AIM OF THE TASK — In the records below, find each line containing the word "согласно" and copy it.

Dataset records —
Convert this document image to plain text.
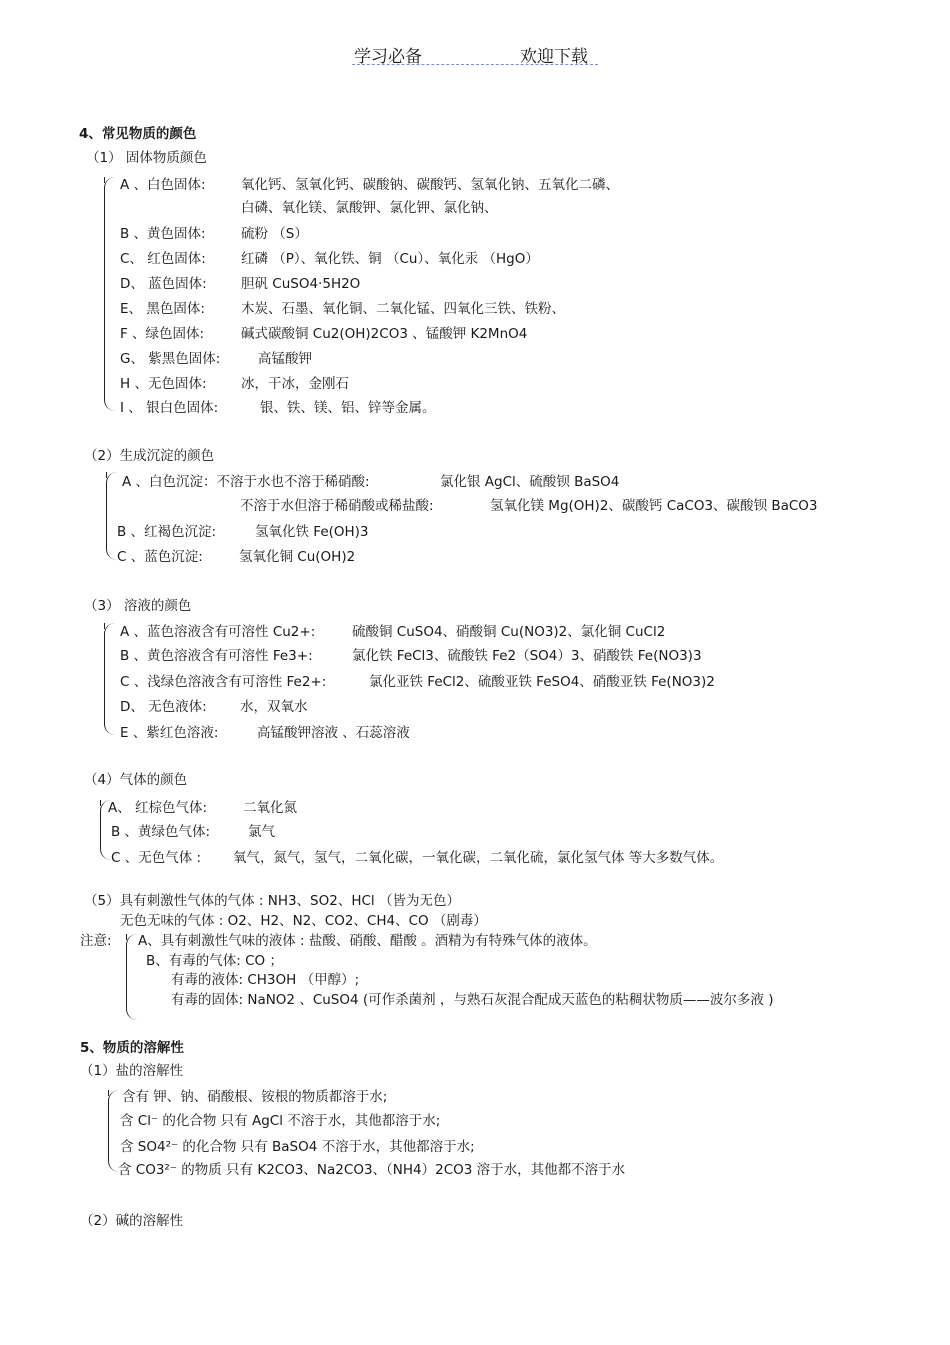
学习必备	欢迎下载
4、常见物质的颜色
（1） 固体物质颜色
A 、白色固体:	氧化钙、氢氧化钙、碳酸钠、碳酸钙、氢氧化钠、五氧化二磷、
白磷、氧化镁、氯酸钾、氯化钾、氯化钠、
B 、黄色固体:	硫粉 （S）
C、 红色固体:	红磷 （P）、氧化铁、铜 （Cu）、氧化汞 （HgO）
D、 蓝色固体:	胆矾 CuSO4·5H2O
E、 黑色固体:	木炭、石墨、氧化铜、二氧化锰、四氧化三铁、铁粉、
F 、绿色固体:	碱式碳酸铜 Cu2(OH)2CO3 、锰酸钾 K2MnO4
G、 紫黑色固体:	高锰酸钾
H 、无色固体:	冰，干冰，金刚石
I 、 银白色固体:	银、铁、镁、铝、锌等金属。
（2）生成沉淀的颜色
A 、白色沉淀：不溶于水也不溶于稀硝酸:	氯化银 AgCl、硫酸钡 BaSO4
不溶于水但溶于稀硝酸或稀盐酸:	氢氧化镁 Mg(OH)2、碳酸钙 CaCO3、碳酸钡 BaCO3
B 、红褐色沉淀:	氢氧化铁 Fe(OH)3
C 、蓝色沉淀:	氢氧化铜 Cu(OH)2
（3） 溶液的颜色
A 、蓝色溶液含有可溶性 Cu2+:	硫酸铜 CuSO4、硝酸铜 Cu(NO3)2、氯化铜 CuCl2
B 、黄色溶液含有可溶性 Fe3+:	氯化铁 FeCl3、硫酸铁 Fe2（SO4）3、硝酸铁 Fe(NO3)3
C 、浅绿色溶液含有可溶性 Fe2+:	氯化亚铁 FeCl2、硫酸亚铁 FeSO4、硝酸亚铁 Fe(NO3)2
D、 无色液体: 水，双氧水
E 、紫红色溶液:	高锰酸钾溶液 、石蕊溶液
（4）气体的颜色
A、 红棕色气体:	二氧化氮
B 、黄绿色气体:	氯气
C 、无色气体 : 氧气，氮气，氢气，二氧化碳，一氧化碳，二氧化硫，氯化氢气体 等大多数气体。
（5）具有刺激性气体的气体 : NH3、SO2、HCl （皆为无色）
无色无味的气体 : O2、H2、N2、CO2、CH4、CO （剧毒）
注意: A、具有刺激性气味的液体 : 盐酸、硝酸、醋酸 。酒精为有特殊气体的液体。
B、有毒的气体: CO ；
有毒的液体: CH3OH （甲醇）;
有毒的固体: NaNO2 、CuSO4 (可作杀菌剂 ，与熟石灰混合配成天蓝色的粘稠状物质——波尔多液 )
5、物质的溶解性
（1）盐的溶解性
含有 钾、钠、硝酸根、铵根的物质都溶于水;
含 Cl⁻ 的化合物 只有 AgCl 不溶于水，其他都溶于水;
含 SO4²⁻ 的化合物 只有 BaSO4 不溶于水，其他都溶于水;
含 CO3²⁻ 的物质 只有 K2CO3、Na2CO3、（NH4）2CO3 溶于水，其他都不溶于水
（2）碱的溶解性
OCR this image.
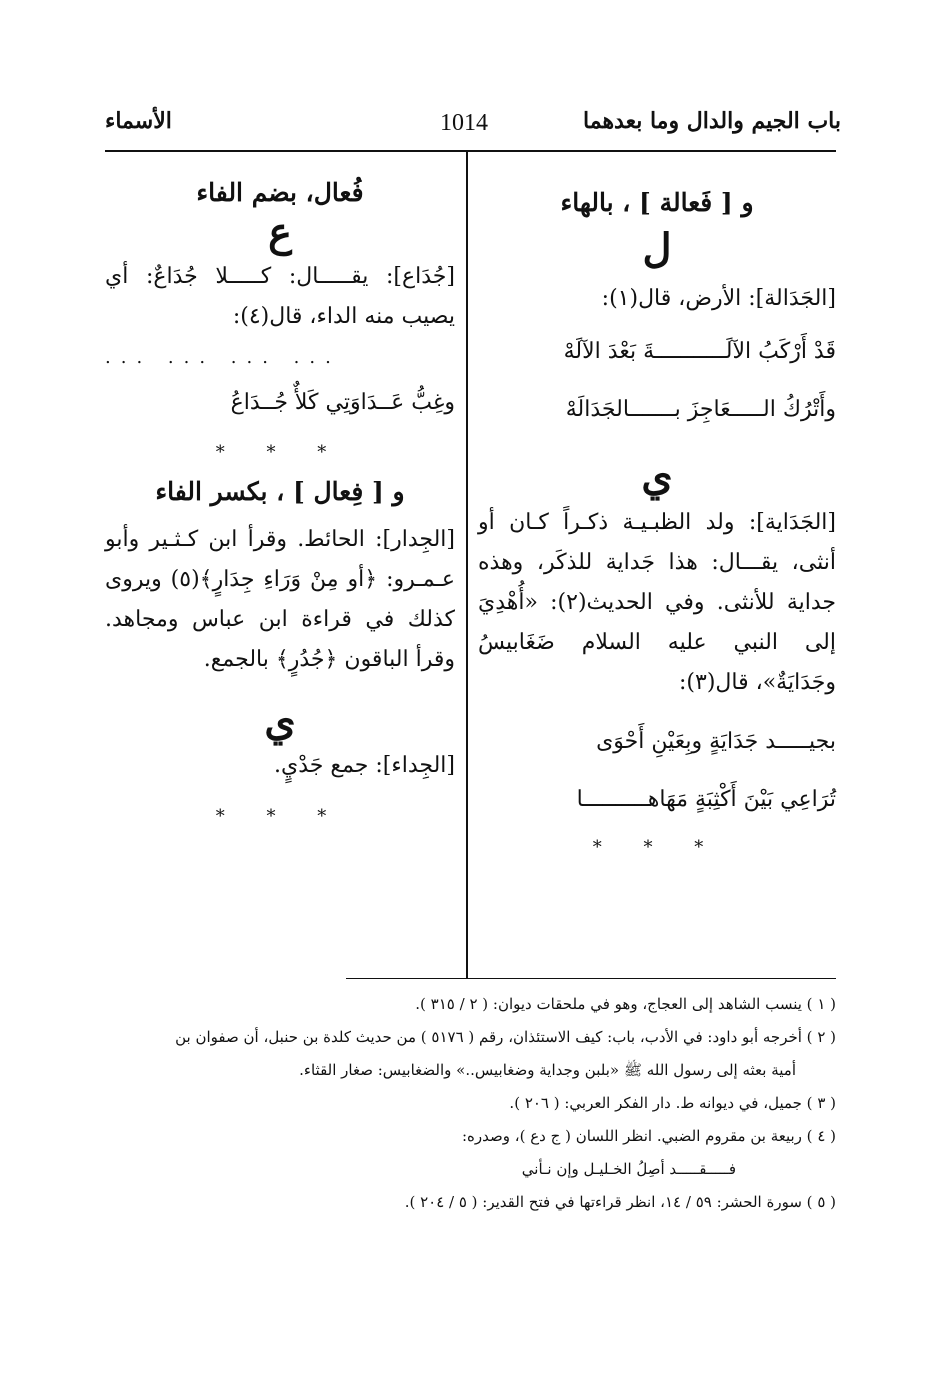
باب الجيم والدال وما بعدهما
1014
الأسماء

و [ فَعالة ] ، بالهاء

ل

[الجَدَالة]: الأرض، قال(١):

قَدْ أَرْكَبُ الآلَـــــــــــةَ بَعْدَ الآلَهْ

وأَتْرُكُ الـــــعَاجِزَ بـــــــالجَدَالَهْ

ي

[الجَدَاية]: ولد الظبـيـة ذكـراً كـان أو أنثى، يقـــال: هذا جَداية للذكَر، وهذه جداية للأنثى. وفي الحديث(٢): «أُهْدِيَ إلى النبي عليه السلام ضَغَابيسُ وجَدَايَةٌ»، قال(٣):

بجيـــــد جَدَايَةٍ وبِعَيْنِ أَحْوَى

تُرَاعِي بَيْنَ أَكْثِبَةٍ مَهَاهــــــــــا

* * *

فُعال، بضم الفاء

ع

[جُدَاع]: يقـــــال: كـــــلا جُدَاعٌ: أي يصيب منه الداء، قال(٤):

... ... ... ...

وغِبُّ عَــدَاوَتِي كَلأٌ جُــدَاعُ

* * *

و [ فِعال ] ، بكسر الفاء

[الجِدار]: الحائط. وقرأ ابن كـثـير وأبو عـمـرو: ﴿أو مِنْ وَرَاءِ جِدَارٍ﴾(٥) ويروى كذلك في قراءة ابن عباس ومجاهد. وقرأ الباقون ﴿جُدُرٍ﴾ بالجمع.

ي

[الجِداء]: جمع جَدْيٍ.

* * *

( ١ ) ينسب الشاهد إلى العجاج، وهو في ملحقات ديوان: ( ٢ / ٣١٥ ).

( ٢ ) أخرجه أبو داود: في الأدب، باب: كيف الاستئذان، رقم ( ٥١٧٦ ) من حديث كلدة بن حنبل، أن صفوان بن

أمية بعثه إلى رسول الله ﷺ «بلبن وجداية وضغابيس..» والضغابيس: صغار القثاء.

( ٣ ) جميل، في ديوانه ط. دار الفكر العربي: ( ٢٠٦ ).

( ٤ ) ربيعة بن مقروم الضبي. انظر اللسان ( ج دع )، وصدره:

فـــــقـــــد أصِلُ الخـليـل وإن نـأني

( ٥ ) سورة الحشر: ٥٩ / ١٤، انظر قراءتها في فتح القدير: ( ٥ / ٢٠٤ ).
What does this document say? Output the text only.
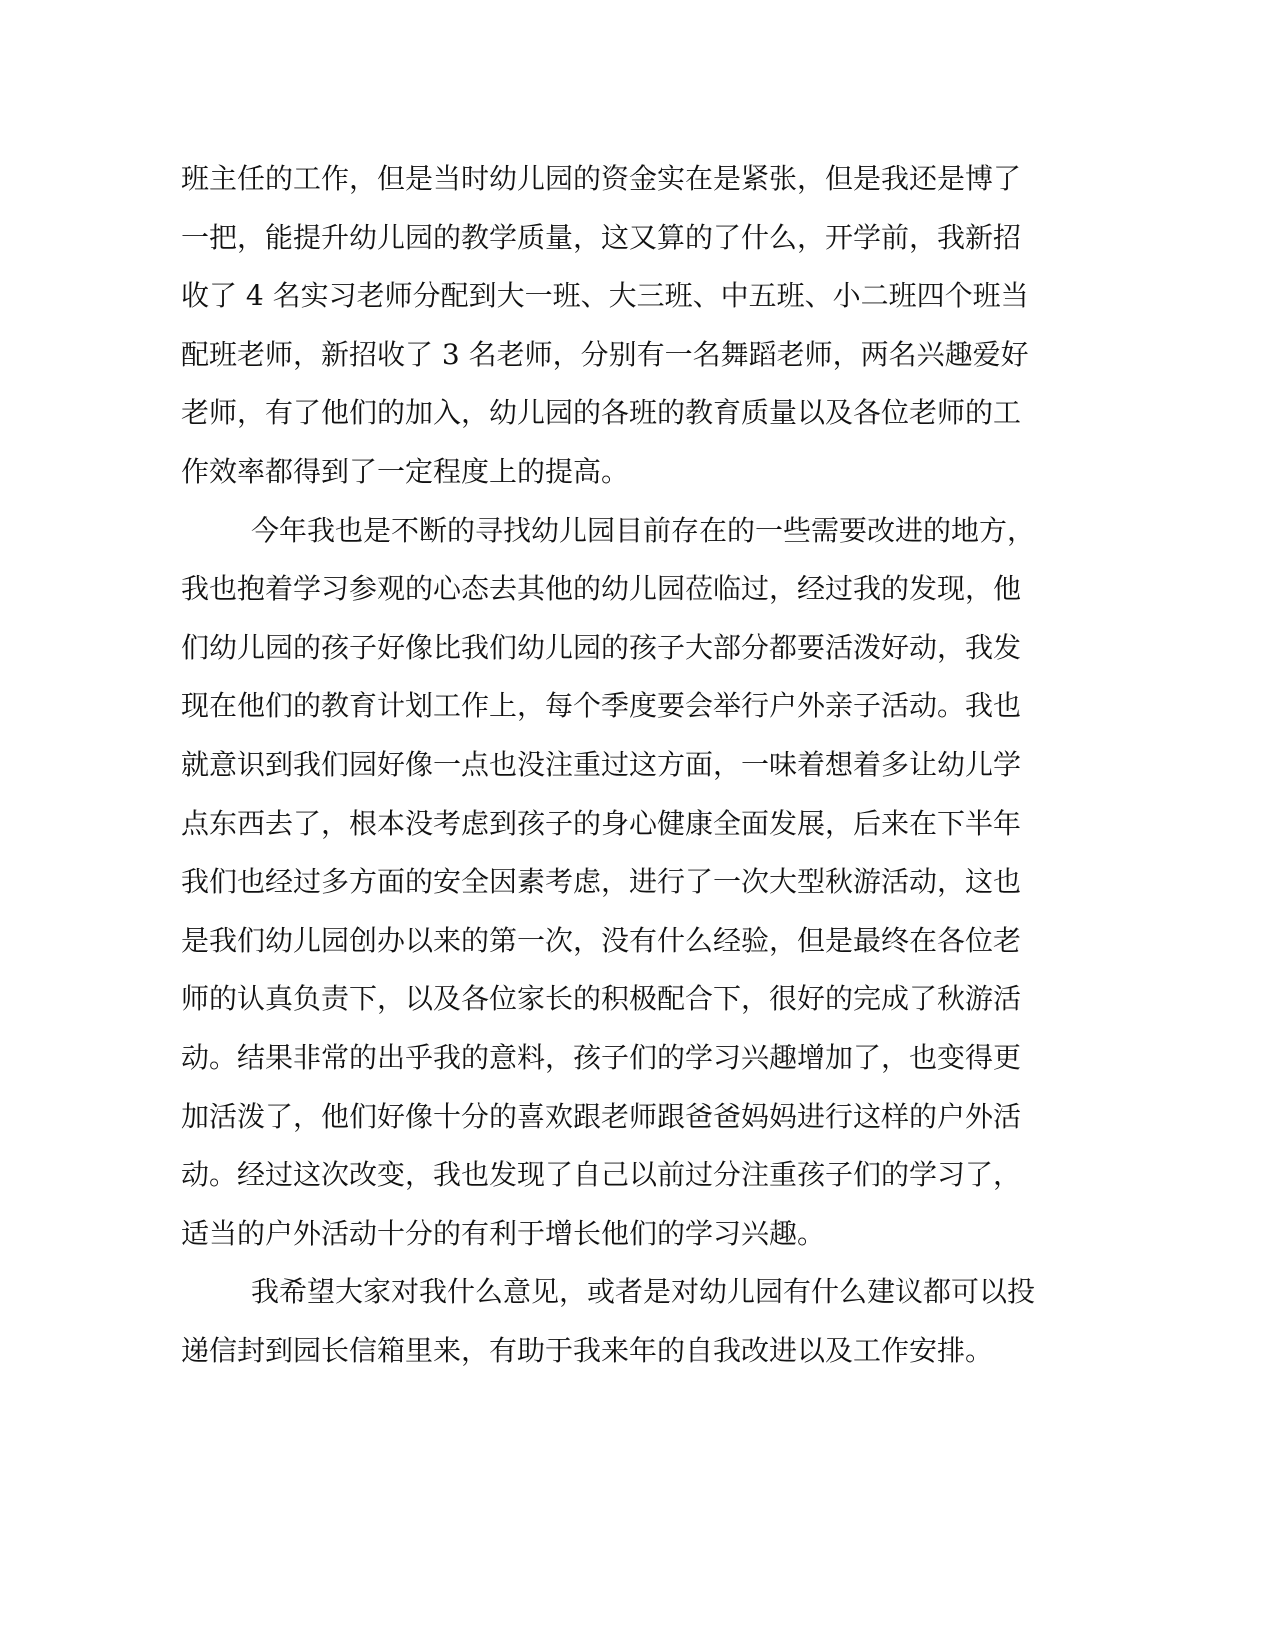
班主任的工作，但是当时幼儿园的资金实在是紧张，但是我还是博了
一把，能提升幼儿园的教学质量，这又算的了什么，开学前，我新招
收了 4 名实习老师分配到大一班、大三班、中五班、小二班四个班当
配班老师，新招收了 3 名老师，分别有一名舞蹈老师，两名兴趣爱好
老师，有了他们的加入，幼儿园的各班的教育质量以及各位老师的工
作效率都得到了一定程度上的提高。
今年我也是不断的寻找幼儿园目前存在的一些需要改进的地方，
我也抱着学习参观的心态去其他的幼儿园莅临过，经过我的发现，他
们幼儿园的孩子好像比我们幼儿园的孩子大部分都要活泼好动，我发
现在他们的教育计划工作上，每个季度要会举行户外亲子活动。我也
就意识到我们园好像一点也没注重过这方面，一味着想着多让幼儿学
点东西去了，根本没考虑到孩子的身心健康全面发展，后来在下半年
我们也经过多方面的安全因素考虑，进行了一次大型秋游活动，这也
是我们幼儿园创办以来的第一次，没有什么经验，但是最终在各位老
师的认真负责下，以及各位家长的积极配合下，很好的完成了秋游活
动。结果非常的出乎我的意料，孩子们的学习兴趣增加了，也变得更
加活泼了，他们好像十分的喜欢跟老师跟爸爸妈妈进行这样的户外活
动。经过这次改变，我也发现了自己以前过分注重孩子们的学习了，
适当的户外活动十分的有利于增长他们的学习兴趣。
我希望大家对我什么意见，或者是对幼儿园有什么建议都可以投
递信封到园长信箱里来，有助于我来年的自我改进以及工作安排。
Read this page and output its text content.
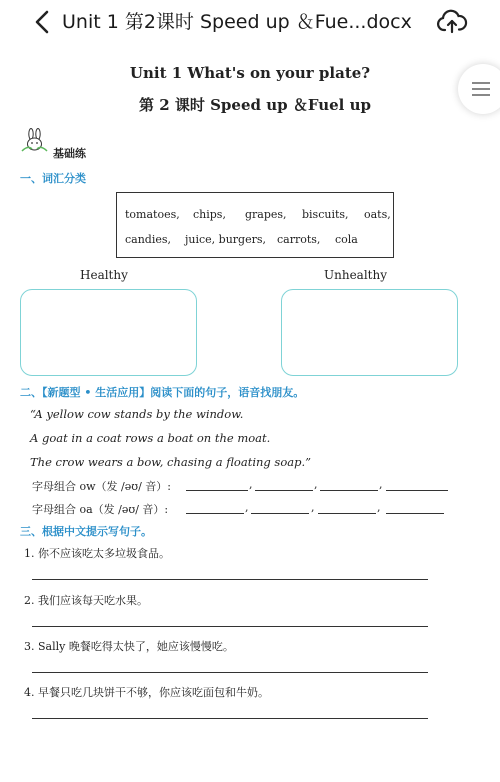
Unit 1 第2课时 Speed up ＆Fue...docx
Unit 1 What's on your plate?
第 2 课时 Speed up ＆Fuel up
基础练
一、词汇分类
tomatoes, chips, grapes, biscuits, oats,
candies, juice, burgers, carrots, cola
Healthy	Unhealthy
二、【新题型 • 生活应用】阅读下面的句子，语音找朋友。
“A yellow cow stands by the window.
A goat in a coat rows a boat on the moat.
The crow wears a bow, chasing a floating soap.”
字母组合 ow（发 /əʊ/ 音）:	,	,	,
字母组合 oa（发 /əʊ/ 音）:	,	,	,
三、根据中文提示写句子。
1. 你不应该吃太多垃圾食品。
2. 我们应该每天吃水果。
3. Sally 晚餐吃得太快了，她应该慢慢吃。
4. 早餐只吃几块饼干不够，你应该吃面包和牛奶。
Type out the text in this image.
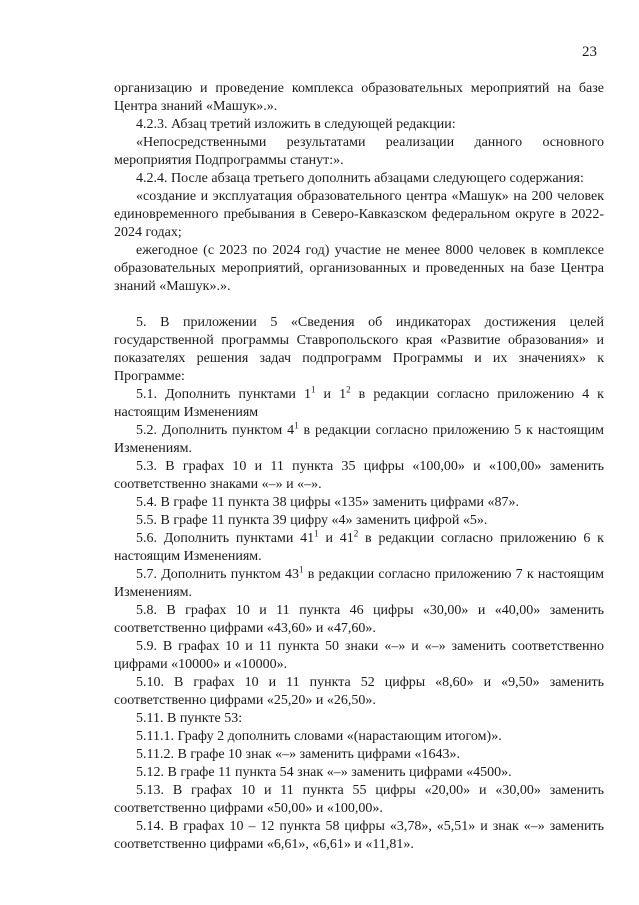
23

организацию и проведение комплекса образовательных мероприятий на базе Центра знаний «Машук».».

4.2.3. Абзац третий изложить в следующей редакции:

«Непосредственными результатами реализации данного основного мероприятия Подпрограммы станут:».

4.2.4. После абзаца третьего дополнить абзацами следующего содержания:

«создание и эксплуатация образовательного центра «Машук» на 200 человек единовременного пребывания в Северо-Кавказском федеральном округе в 2022-2024 годах;

ежегодное (с 2023 по 2024 год) участие не менее 8000 человек в комплексе образовательных мероприятий, организованных и проведенных на базе Центра знаний «Машук».».

5. В приложении 5 «Сведения об индикаторах достижения целей государственной программы Ставропольского края «Развитие образования» и показателях решения задач подпрограмм Программы и их значениях» к Программе:

5.1. Дополнить пунктами $1^1$ и $1^2$ в редакции согласно приложению 4 к настоящим Изменениям

5.2. Дополнить пунктом $4^1$ в редакции согласно приложению 5 к настоящим Изменениям.

5.3. В графах 10 и 11 пункта 35 цифры «100,00» и «100,00» заменить соответственно знаками «–» и «–».

5.4. В графе 11 пункта 38 цифры «135» заменить цифрами «87».

5.5. В графе 11 пункта 39 цифру «4» заменить цифрой «5».

5.6. Дополнить пунктами $41^1$ и $41^2$ в редакции согласно приложению 6 к настоящим Изменениям.

5.7. Дополнить пунктом $43^1$ в редакции согласно приложению 7 к настоящим Изменениям.

5.8. В графах 10 и 11 пункта 46 цифры «30,00» и «40,00» заменить соответственно цифрами «43,60» и «47,60».

5.9. В графах 10 и 11 пункта 50 знаки «–» и «–» заменить соответственно цифрами «10000» и «10000».

5.10. В графах 10 и 11 пункта 52 цифры «8,60» и «9,50» заменить соответственно цифрами «25,20» и «26,50».

5.11. В пункте 53:

5.11.1. Графу 2 дополнить словами «(нарастающим итогом)».

5.11.2. В графе 10 знак «–» заменить цифрами «1643».

5.12. В графе 11 пункта 54 знак «–» заменить цифрами «4500».

5.13. В графах 10 и 11 пункта 55 цифры «20,00» и «30,00» заменить соответственно цифрами «50,00» и «100,00».

5.14. В графах 10 – 12 пункта 58 цифры «3,78», «5,51» и знак «–» заменить соответственно цифрами «6,61», «6,61» и «11,81».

ANSWER FOR THE TASK —
5.1. Дополнить пунктами $1^1$ и $1^2$ в редакции согласно приложению 4 к настоящим Изменениям
5.2. Дополнить пунктом $4^1$ в редакции согласно приложению 5 к настоящим Изменениям.
5.6. Дополнить пунктами $41^1$ и $41^2$ в редакции согласно приложению 6 к настоящим Изменениям.
5.7. Дополнить пунктом $43^1$ в редакции согласно приложению 7 к настоящим Изменениям.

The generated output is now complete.